- Exercise task: Which lines in the records below contain the word "structured"? Copy each one out.

- Data in this exercise:
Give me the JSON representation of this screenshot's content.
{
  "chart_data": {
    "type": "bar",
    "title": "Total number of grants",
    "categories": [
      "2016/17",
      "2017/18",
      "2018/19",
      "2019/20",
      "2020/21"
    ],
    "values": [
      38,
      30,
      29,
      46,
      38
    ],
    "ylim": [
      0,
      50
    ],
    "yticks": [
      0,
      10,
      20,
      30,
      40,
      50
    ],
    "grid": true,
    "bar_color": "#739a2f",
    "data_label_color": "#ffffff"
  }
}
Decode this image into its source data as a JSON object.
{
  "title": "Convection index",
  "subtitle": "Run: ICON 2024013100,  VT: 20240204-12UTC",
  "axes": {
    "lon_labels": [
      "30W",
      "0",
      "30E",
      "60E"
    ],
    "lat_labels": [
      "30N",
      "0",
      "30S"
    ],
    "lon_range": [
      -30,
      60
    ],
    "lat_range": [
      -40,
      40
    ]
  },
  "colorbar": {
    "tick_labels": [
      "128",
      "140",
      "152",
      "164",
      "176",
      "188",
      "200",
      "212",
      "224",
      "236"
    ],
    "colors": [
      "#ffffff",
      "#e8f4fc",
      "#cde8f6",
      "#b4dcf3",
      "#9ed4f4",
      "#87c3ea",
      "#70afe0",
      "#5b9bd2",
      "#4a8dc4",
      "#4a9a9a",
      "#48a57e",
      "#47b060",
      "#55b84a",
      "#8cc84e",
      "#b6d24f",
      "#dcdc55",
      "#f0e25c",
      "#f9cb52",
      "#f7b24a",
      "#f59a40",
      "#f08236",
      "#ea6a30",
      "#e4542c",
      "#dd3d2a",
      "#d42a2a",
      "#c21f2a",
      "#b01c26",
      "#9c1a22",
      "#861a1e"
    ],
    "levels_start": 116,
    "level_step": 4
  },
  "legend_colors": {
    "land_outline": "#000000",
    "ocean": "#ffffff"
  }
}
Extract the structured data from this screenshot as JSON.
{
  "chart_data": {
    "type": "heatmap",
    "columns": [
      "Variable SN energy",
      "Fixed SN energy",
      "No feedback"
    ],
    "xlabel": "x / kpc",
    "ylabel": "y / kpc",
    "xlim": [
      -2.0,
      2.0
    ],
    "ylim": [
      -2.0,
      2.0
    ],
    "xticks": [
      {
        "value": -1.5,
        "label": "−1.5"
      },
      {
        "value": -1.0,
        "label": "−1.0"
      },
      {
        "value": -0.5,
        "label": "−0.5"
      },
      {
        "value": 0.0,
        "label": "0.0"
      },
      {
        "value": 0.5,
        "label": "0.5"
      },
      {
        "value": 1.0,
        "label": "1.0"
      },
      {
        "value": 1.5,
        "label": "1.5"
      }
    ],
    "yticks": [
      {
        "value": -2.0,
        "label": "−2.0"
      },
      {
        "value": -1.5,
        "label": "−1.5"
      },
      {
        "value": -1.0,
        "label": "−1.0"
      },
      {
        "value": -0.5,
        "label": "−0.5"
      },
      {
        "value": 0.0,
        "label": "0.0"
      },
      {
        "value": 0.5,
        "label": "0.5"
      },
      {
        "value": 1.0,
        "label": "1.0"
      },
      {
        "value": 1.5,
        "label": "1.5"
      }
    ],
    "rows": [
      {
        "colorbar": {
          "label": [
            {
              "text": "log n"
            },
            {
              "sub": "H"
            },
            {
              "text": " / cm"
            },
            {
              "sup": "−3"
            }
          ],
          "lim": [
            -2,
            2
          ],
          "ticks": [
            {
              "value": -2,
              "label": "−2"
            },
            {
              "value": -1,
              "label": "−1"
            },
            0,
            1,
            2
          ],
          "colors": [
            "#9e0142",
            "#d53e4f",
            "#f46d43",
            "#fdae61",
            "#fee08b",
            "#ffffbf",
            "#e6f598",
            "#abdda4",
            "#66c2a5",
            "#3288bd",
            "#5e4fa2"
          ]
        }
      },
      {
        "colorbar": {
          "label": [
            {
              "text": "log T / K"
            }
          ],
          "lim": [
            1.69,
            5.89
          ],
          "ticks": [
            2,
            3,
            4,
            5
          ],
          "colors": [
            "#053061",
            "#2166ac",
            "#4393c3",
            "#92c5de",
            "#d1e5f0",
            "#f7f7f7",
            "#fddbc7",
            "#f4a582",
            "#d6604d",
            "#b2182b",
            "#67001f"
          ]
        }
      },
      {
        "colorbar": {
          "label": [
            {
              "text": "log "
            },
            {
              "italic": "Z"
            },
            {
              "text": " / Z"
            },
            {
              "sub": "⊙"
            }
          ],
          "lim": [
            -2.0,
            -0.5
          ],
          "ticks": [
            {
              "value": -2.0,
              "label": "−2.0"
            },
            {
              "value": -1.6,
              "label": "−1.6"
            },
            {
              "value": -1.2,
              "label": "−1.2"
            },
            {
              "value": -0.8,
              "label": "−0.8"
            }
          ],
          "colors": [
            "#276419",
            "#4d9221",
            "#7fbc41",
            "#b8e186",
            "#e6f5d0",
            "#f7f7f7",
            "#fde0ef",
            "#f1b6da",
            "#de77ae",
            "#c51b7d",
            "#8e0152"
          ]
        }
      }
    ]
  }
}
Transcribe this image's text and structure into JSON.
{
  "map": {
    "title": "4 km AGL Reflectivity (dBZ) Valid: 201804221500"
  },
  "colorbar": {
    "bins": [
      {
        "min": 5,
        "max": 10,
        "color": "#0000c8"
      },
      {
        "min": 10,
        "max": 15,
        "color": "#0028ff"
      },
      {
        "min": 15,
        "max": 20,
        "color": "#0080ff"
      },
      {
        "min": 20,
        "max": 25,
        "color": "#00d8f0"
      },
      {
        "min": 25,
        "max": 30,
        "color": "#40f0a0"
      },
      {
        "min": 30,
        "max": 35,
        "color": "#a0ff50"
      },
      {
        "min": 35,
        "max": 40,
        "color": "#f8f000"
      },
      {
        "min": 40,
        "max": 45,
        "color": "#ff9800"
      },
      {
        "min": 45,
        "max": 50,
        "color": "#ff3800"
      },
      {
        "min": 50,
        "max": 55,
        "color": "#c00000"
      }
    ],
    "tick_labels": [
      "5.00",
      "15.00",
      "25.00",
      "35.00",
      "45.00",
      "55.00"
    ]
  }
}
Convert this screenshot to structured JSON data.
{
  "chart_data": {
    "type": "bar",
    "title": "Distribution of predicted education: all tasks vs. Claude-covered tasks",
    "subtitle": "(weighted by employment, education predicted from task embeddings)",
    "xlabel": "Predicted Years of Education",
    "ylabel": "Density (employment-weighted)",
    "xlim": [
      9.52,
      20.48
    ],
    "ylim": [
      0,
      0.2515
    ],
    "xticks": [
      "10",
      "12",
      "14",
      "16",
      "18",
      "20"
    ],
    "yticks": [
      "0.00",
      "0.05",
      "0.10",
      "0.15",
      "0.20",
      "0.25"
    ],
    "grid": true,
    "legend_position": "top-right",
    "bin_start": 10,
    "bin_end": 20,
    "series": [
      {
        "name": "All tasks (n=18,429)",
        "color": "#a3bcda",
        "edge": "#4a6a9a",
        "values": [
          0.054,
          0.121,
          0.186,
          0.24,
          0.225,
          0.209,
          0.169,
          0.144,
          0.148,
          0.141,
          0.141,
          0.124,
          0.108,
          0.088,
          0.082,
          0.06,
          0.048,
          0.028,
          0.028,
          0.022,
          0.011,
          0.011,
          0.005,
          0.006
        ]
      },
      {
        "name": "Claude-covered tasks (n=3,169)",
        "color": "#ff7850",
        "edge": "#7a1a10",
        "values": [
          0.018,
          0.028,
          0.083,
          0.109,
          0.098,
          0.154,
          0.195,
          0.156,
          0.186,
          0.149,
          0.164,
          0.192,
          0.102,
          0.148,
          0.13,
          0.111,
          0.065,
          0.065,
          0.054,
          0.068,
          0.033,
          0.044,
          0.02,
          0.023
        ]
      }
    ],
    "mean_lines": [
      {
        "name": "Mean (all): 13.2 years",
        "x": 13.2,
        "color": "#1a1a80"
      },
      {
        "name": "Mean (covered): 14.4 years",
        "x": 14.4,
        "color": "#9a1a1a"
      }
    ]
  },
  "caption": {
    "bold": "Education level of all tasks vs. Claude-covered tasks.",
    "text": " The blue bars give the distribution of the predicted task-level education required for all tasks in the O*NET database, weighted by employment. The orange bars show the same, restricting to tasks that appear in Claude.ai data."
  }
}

- Result for this exercise:
Extract the structured data from this screenshot as JSON.
Convert this screenshot to structured JSON data.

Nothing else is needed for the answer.